*Work instructions:*
Make an exact copy of all the material below, apart from the pictures.

*Dataset entries:*
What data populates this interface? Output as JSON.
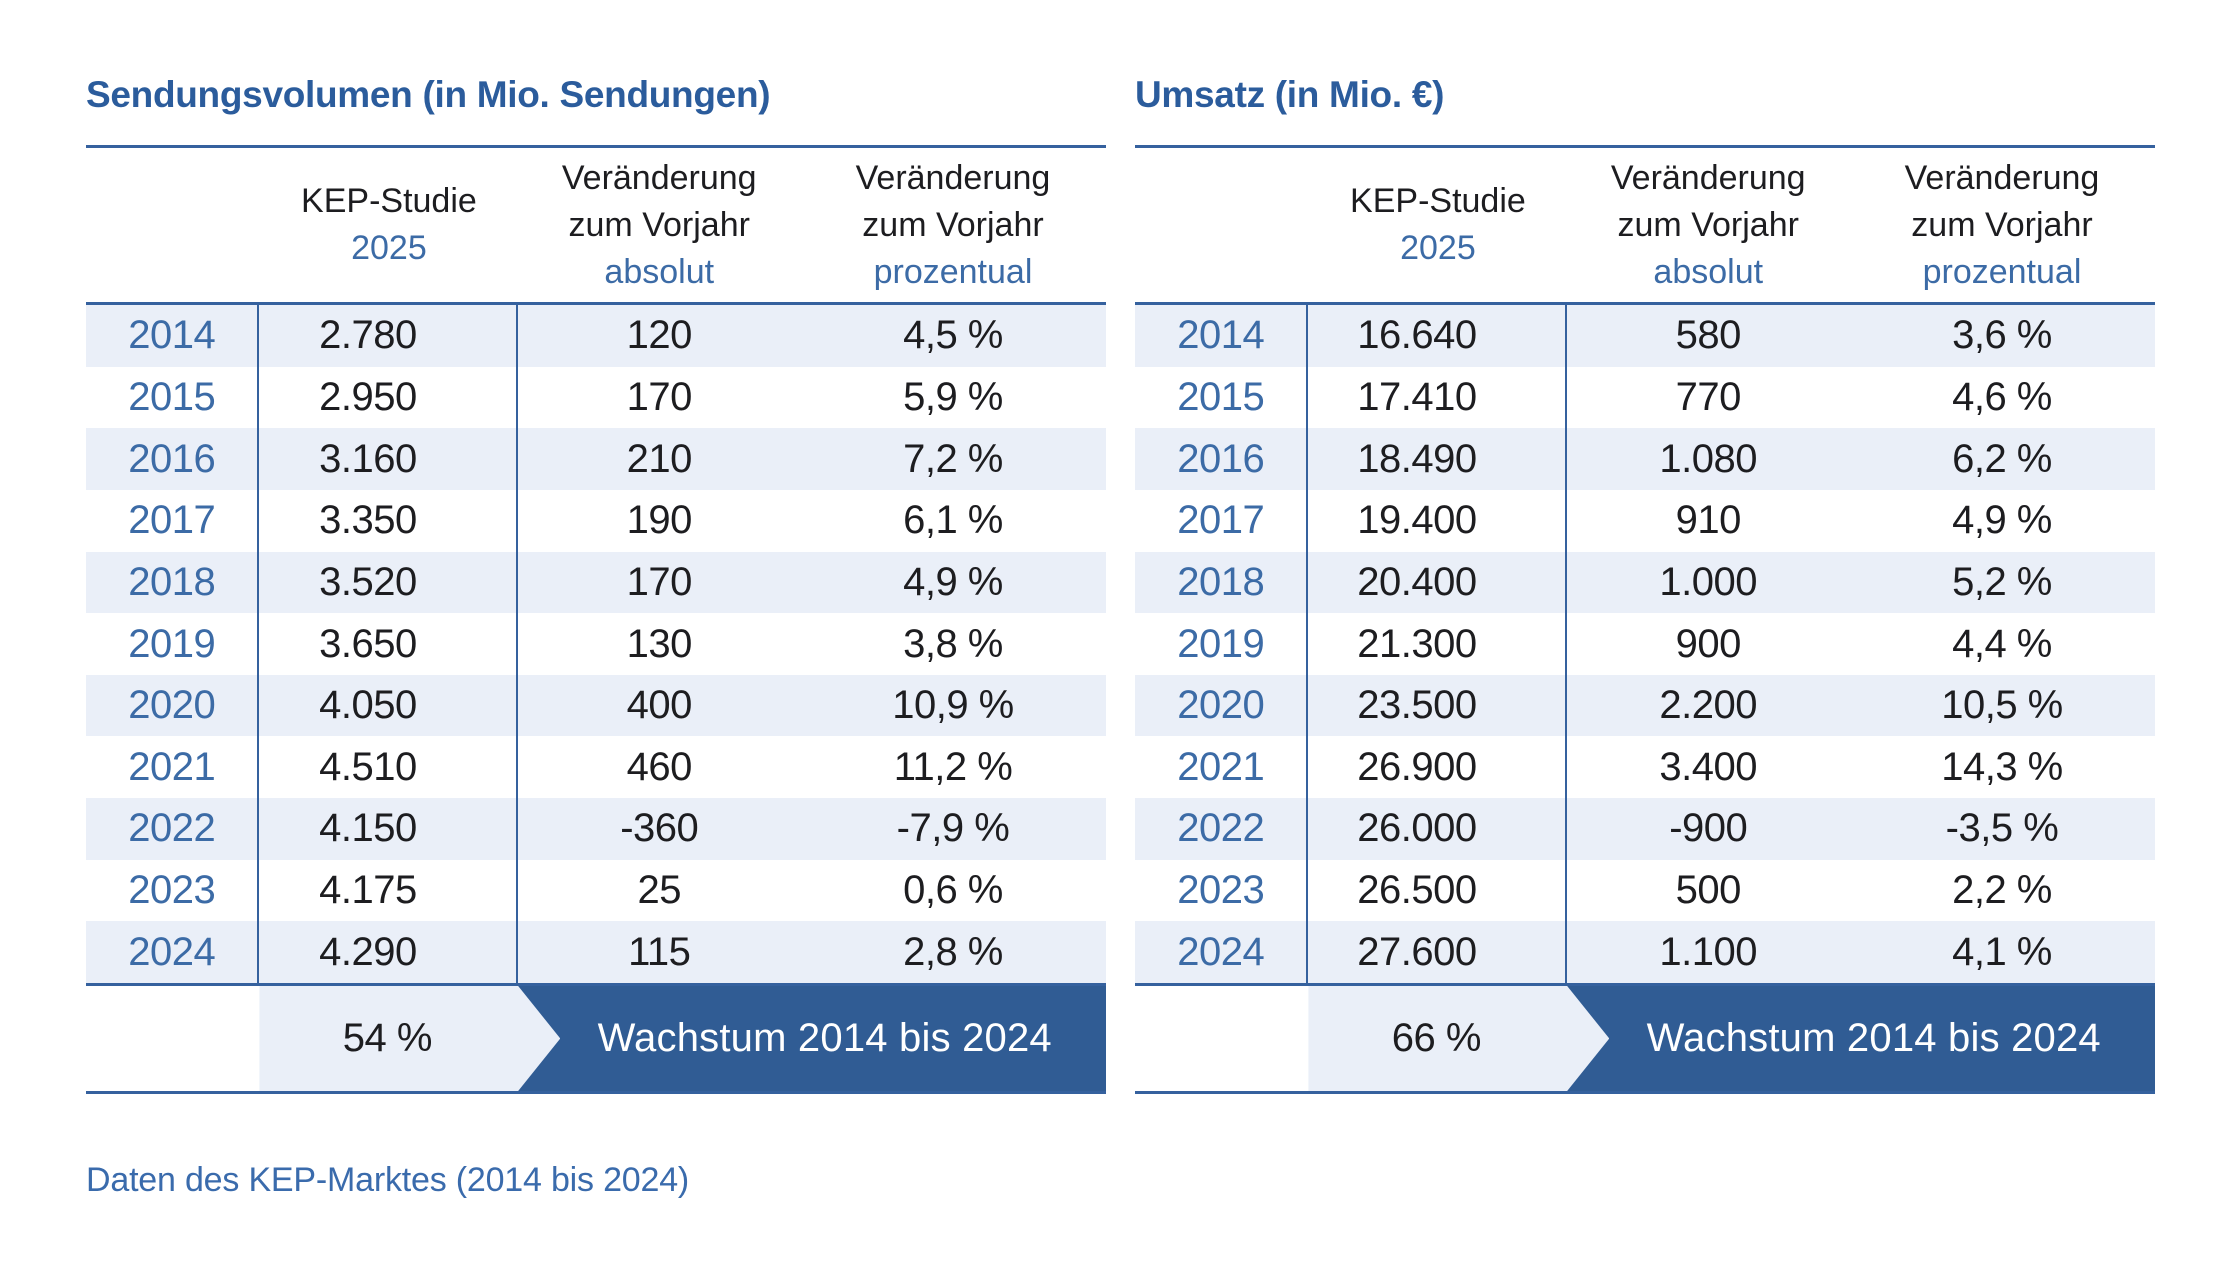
{
  "colors": {
    "page_bg": "#FFFFFF",
    "title_blue": "#2B5C9C",
    "accent_blue": "#3C6BA6",
    "rule_blue": "#35619E",
    "row_alt_bg": "#EAEFF8",
    "banner_bg": "#305C94",
    "banner_text": "#FFFFFF",
    "body_text": "#1D1D20"
  },
  "tables": [
    {
      "title": "Sendungsvolumen (in Mio. Sendungen)",
      "header": {
        "study_label": "KEP-Studie",
        "study_year": "2025",
        "change_line1": "Veränderung",
        "change_line2": "zum Vorjahr",
        "absolute_label": "absolut",
        "percent_label": "prozentual"
      },
      "rows": [
        {
          "year": "2014",
          "study_value": "2.780",
          "change_abs": "120",
          "change_pct": "4,5 %"
        },
        {
          "year": "2015",
          "study_value": "2.950",
          "change_abs": "170",
          "change_pct": "5,9 %"
        },
        {
          "year": "2016",
          "study_value": "3.160",
          "change_abs": "210",
          "change_pct": "7,2 %"
        },
        {
          "year": "2017",
          "study_value": "3.350",
          "change_abs": "190",
          "change_pct": "6,1 %"
        },
        {
          "year": "2018",
          "study_value": "3.520",
          "change_abs": "170",
          "change_pct": "4,9 %"
        },
        {
          "year": "2019",
          "study_value": "3.650",
          "change_abs": "130",
          "change_pct": "3,8 %"
        },
        {
          "year": "2020",
          "study_value": "4.050",
          "change_abs": "400",
          "change_pct": "10,9 %"
        },
        {
          "year": "2021",
          "study_value": "4.510",
          "change_abs": "460",
          "change_pct": "11,2 %"
        },
        {
          "year": "2022",
          "study_value": "4.150",
          "change_abs": "-360",
          "change_pct": "-7,9 %"
        },
        {
          "year": "2023",
          "study_value": "4.175",
          "change_abs": "25",
          "change_pct": "0,6 %"
        },
        {
          "year": "2024",
          "study_value": "4.290",
          "change_abs": "115",
          "change_pct": "2,8 %"
        }
      ],
      "summary": {
        "growth_value": "54 %",
        "growth_label": "Wachstum 2014 bis 2024"
      }
    },
    {
      "title": "Umsatz (in Mio. €)",
      "header": {
        "study_label": "KEP-Studie",
        "study_year": "2025",
        "change_line1": "Veränderung",
        "change_line2": "zum Vorjahr",
        "absolute_label": "absolut",
        "percent_label": "prozentual"
      },
      "rows": [
        {
          "year": "2014",
          "study_value": "16.640",
          "change_abs": "580",
          "change_pct": "3,6 %"
        },
        {
          "year": "2015",
          "study_value": "17.410",
          "change_abs": "770",
          "change_pct": "4,6 %"
        },
        {
          "year": "2016",
          "study_value": "18.490",
          "change_abs": "1.080",
          "change_pct": "6,2 %"
        },
        {
          "year": "2017",
          "study_value": "19.400",
          "change_abs": "910",
          "change_pct": "4,9 %"
        },
        {
          "year": "2018",
          "study_value": "20.400",
          "change_abs": "1.000",
          "change_pct": "5,2 %"
        },
        {
          "year": "2019",
          "study_value": "21.300",
          "change_abs": "900",
          "change_pct": "4,4 %"
        },
        {
          "year": "2020",
          "study_value": "23.500",
          "change_abs": "2.200",
          "change_pct": "10,5 %"
        },
        {
          "year": "2021",
          "study_value": "26.900",
          "change_abs": "3.400",
          "change_pct": "14,3 %"
        },
        {
          "year": "2022",
          "study_value": "26.000",
          "change_abs": "-900",
          "change_pct": "-3,5 %"
        },
        {
          "year": "2023",
          "study_value": "26.500",
          "change_abs": "500",
          "change_pct": "2,2 %"
        },
        {
          "year": "2024",
          "study_value": "27.600",
          "change_abs": "1.100",
          "change_pct": "4,1 %"
        }
      ],
      "summary": {
        "growth_value": "66 %",
        "growth_label": "Wachstum 2014 bis 2024"
      }
    }
  ],
  "footer": {
    "caption": "Daten des KEP-Marktes (2014 bis 2024)"
  },
  "chart_data": [
    {
      "type": "table",
      "title": "Sendungsvolumen (in Mio. Sendungen)",
      "columns": [
        "Jahr",
        "KEP-Studie 2025",
        "Veränderung zum Vorjahr absolut",
        "Veränderung zum Vorjahr prozentual"
      ],
      "years": [
        2014,
        2015,
        2016,
        2017,
        2018,
        2019,
        2020,
        2021,
        2022,
        2023,
        2024
      ],
      "values": [
        2780,
        2950,
        3160,
        3350,
        3520,
        3650,
        4050,
        4510,
        4150,
        4175,
        4290
      ],
      "change_absolute": [
        120,
        170,
        210,
        190,
        170,
        130,
        400,
        460,
        -360,
        25,
        115
      ],
      "change_percent": [
        4.5,
        5.9,
        7.2,
        6.1,
        4.9,
        3.8,
        10.9,
        11.2,
        -7.9,
        0.6,
        2.8
      ],
      "growth_2014_2024_percent": 54
    },
    {
      "type": "table",
      "title": "Umsatz (in Mio. €)",
      "columns": [
        "Jahr",
        "KEP-Studie 2025",
        "Veränderung zum Vorjahr absolut",
        "Veränderung zum Vorjahr prozentual"
      ],
      "years": [
        2014,
        2015,
        2016,
        2017,
        2018,
        2019,
        2020,
        2021,
        2022,
        2023,
        2024
      ],
      "values": [
        16640,
        17410,
        18490,
        19400,
        20400,
        21300,
        23500,
        26900,
        26000,
        26500,
        27600
      ],
      "change_absolute": [
        580,
        770,
        1080,
        910,
        1000,
        900,
        2200,
        3400,
        -900,
        500,
        1100
      ],
      "change_percent": [
        3.6,
        4.6,
        6.2,
        4.9,
        5.2,
        4.4,
        10.5,
        14.3,
        -3.5,
        2.2,
        4.1
      ],
      "growth_2014_2024_percent": 66
    }
  ]
}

*Finished exercise:*
What data populates this interface? Output as JSON.
{
  "colors": {
    "page_bg": "#FFFFFF",
    "title_blue": "#2B5C9C",
    "accent_blue": "#3C6BA6",
    "rule_blue": "#35619E",
    "row_alt_bg": "#EAEFF8",
    "banner_bg": "#305C94",
    "banner_text": "#FFFFFF",
    "body_text": "#1D1D20"
  },
  "tables": [
    {
      "title": "Sendungsvolumen (in Mio. Sendungen)",
      "header": {
        "study_label": "KEP-Studie",
        "study_year": "2025",
        "change_line1": "Veränderung",
        "change_line2": "zum Vorjahr",
        "absolute_label": "absolut",
        "percent_label": "prozentual"
      },
      "rows": [
        {
          "year": "2014",
          "study_value": "2.780",
          "change_abs": "120",
          "change_pct": "4,5 %"
        },
        {
          "year": "2015",
          "study_value": "2.950",
          "change_abs": "170",
          "change_pct": "5,9 %"
        },
        {
          "year": "2016",
          "study_value": "3.160",
          "change_abs": "210",
          "change_pct": "7,2 %"
        },
        {
          "year": "2017",
          "study_value": "3.350",
          "change_abs": "190",
          "change_pct": "6,1 %"
        },
        {
          "year": "2018",
          "study_value": "3.520",
          "change_abs": "170",
          "change_pct": "4,9 %"
        },
        {
          "year": "2019",
          "study_value": "3.650",
          "change_abs": "130",
          "change_pct": "3,8 %"
        },
        {
          "year": "2020",
          "study_value": "4.050",
          "change_abs": "400",
          "change_pct": "10,9 %"
        },
        {
          "year": "2021",
          "study_value": "4.510",
          "change_abs": "460",
          "change_pct": "11,2 %"
        },
        {
          "year": "2022",
          "study_value": "4.150",
          "change_abs": "-360",
          "change_pct": "-7,9 %"
        },
        {
          "year": "2023",
          "study_value": "4.175",
          "change_abs": "25",
          "change_pct": "0,6 %"
        },
        {
          "year": "2024",
          "study_value": "4.290",
          "change_abs": "115",
          "change_pct": "2,8 %"
        }
      ],
      "summary": {
        "growth_value": "54 %",
        "growth_label": "Wachstum 2014 bis 2024"
      }
    },
    {
      "title": "Umsatz (in Mio. €)",
      "header": {
        "study_label": "KEP-Studie",
        "study_year": "2025",
        "change_line1": "Veränderung",
        "change_line2": "zum Vorjahr",
        "absolute_label": "absolut",
        "percent_label": "prozentual"
      },
      "rows": [
        {
          "year": "2014",
          "study_value": "16.640",
          "change_abs": "580",
          "change_pct": "3,6 %"
        },
        {
          "year": "2015",
          "study_value": "17.410",
          "change_abs": "770",
          "change_pct": "4,6 %"
        },
        {
          "year": "2016",
          "study_value": "18.490",
          "change_abs": "1.080",
          "change_pct": "6,2 %"
        },
        {
          "year": "2017",
          "study_value": "19.400",
          "change_abs": "910",
          "change_pct": "4,9 %"
        },
        {
          "year": "2018",
          "study_value": "20.400",
          "change_abs": "1.000",
          "change_pct": "5,2 %"
        },
        {
          "year": "2019",
          "study_value": "21.300",
          "change_abs": "900",
          "change_pct": "4,4 %"
        },
        {
          "year": "2020",
          "study_value": "23.500",
          "change_abs": "2.200",
          "change_pct": "10,5 %"
        },
        {
          "year": "2021",
          "study_value": "26.900",
          "change_abs": "3.400",
          "change_pct": "14,3 %"
        },
        {
          "year": "2022",
          "study_value": "26.000",
          "change_abs": "-900",
          "change_pct": "-3,5 %"
        },
        {
          "year": "2023",
          "study_value": "26.500",
          "change_abs": "500",
          "change_pct": "2,2 %"
        },
        {
          "year": "2024",
          "study_value": "27.600",
          "change_abs": "1.100",
          "change_pct": "4,1 %"
        }
      ],
      "summary": {
        "growth_value": "66 %",
        "growth_label": "Wachstum 2014 bis 2024"
      }
    }
  ],
  "footer": {
    "caption": "Daten des KEP-Marktes (2014 bis 2024)"
  },
  "chart_data": [
    {
      "type": "table",
      "title": "Sendungsvolumen (in Mio. Sendungen)",
      "columns": [
        "Jahr",
        "KEP-Studie 2025",
        "Veränderung zum Vorjahr absolut",
        "Veränderung zum Vorjahr prozentual"
      ],
      "years": [
        2014,
        2015,
        2016,
        2017,
        2018,
        2019,
        2020,
        2021,
        2022,
        2023,
        2024
      ],
      "values": [
        2780,
        2950,
        3160,
        3350,
        3520,
        3650,
        4050,
        4510,
        4150,
        4175,
        4290
      ],
      "change_absolute": [
        120,
        170,
        210,
        190,
        170,
        130,
        400,
        460,
        -360,
        25,
        115
      ],
      "change_percent": [
        4.5,
        5.9,
        7.2,
        6.1,
        4.9,
        3.8,
        10.9,
        11.2,
        -7.9,
        0.6,
        2.8
      ],
      "growth_2014_2024_percent": 54
    },
    {
      "type": "table",
      "title": "Umsatz (in Mio. €)",
      "columns": [
        "Jahr",
        "KEP-Studie 2025",
        "Veränderung zum Vorjahr absolut",
        "Veränderung zum Vorjahr prozentual"
      ],
      "years": [
        2014,
        2015,
        2016,
        2017,
        2018,
        2019,
        2020,
        2021,
        2022,
        2023,
        2024
      ],
      "values": [
        16640,
        17410,
        18490,
        19400,
        20400,
        21300,
        23500,
        26900,
        26000,
        26500,
        27600
      ],
      "change_absolute": [
        580,
        770,
        1080,
        910,
        1000,
        900,
        2200,
        3400,
        -900,
        500,
        1100
      ],
      "change_percent": [
        3.6,
        4.6,
        6.2,
        4.9,
        5.2,
        4.4,
        10.5,
        14.3,
        -3.5,
        2.2,
        4.1
      ],
      "growth_2014_2024_percent": 66
    }
  ]
}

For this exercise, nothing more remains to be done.